Extracted information:
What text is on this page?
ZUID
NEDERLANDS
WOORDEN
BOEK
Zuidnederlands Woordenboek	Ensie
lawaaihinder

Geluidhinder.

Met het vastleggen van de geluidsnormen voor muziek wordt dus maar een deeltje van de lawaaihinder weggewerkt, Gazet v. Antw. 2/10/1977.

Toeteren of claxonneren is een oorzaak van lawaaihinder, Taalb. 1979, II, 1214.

Stated goal: Show all lines from the data above in which the word "lawaaihinder" appears.

Solution:
lawaaihinder
Met het vastleggen van de geluidsnormen voor muziek wordt dus maar een deeltje van de lawaaihinder weggewerkt, Gazet v. Antw. 2/10/1977.
Toeteren of claxonneren is een oorzaak van lawaaihinder, Taalb. 1979, II, 1214.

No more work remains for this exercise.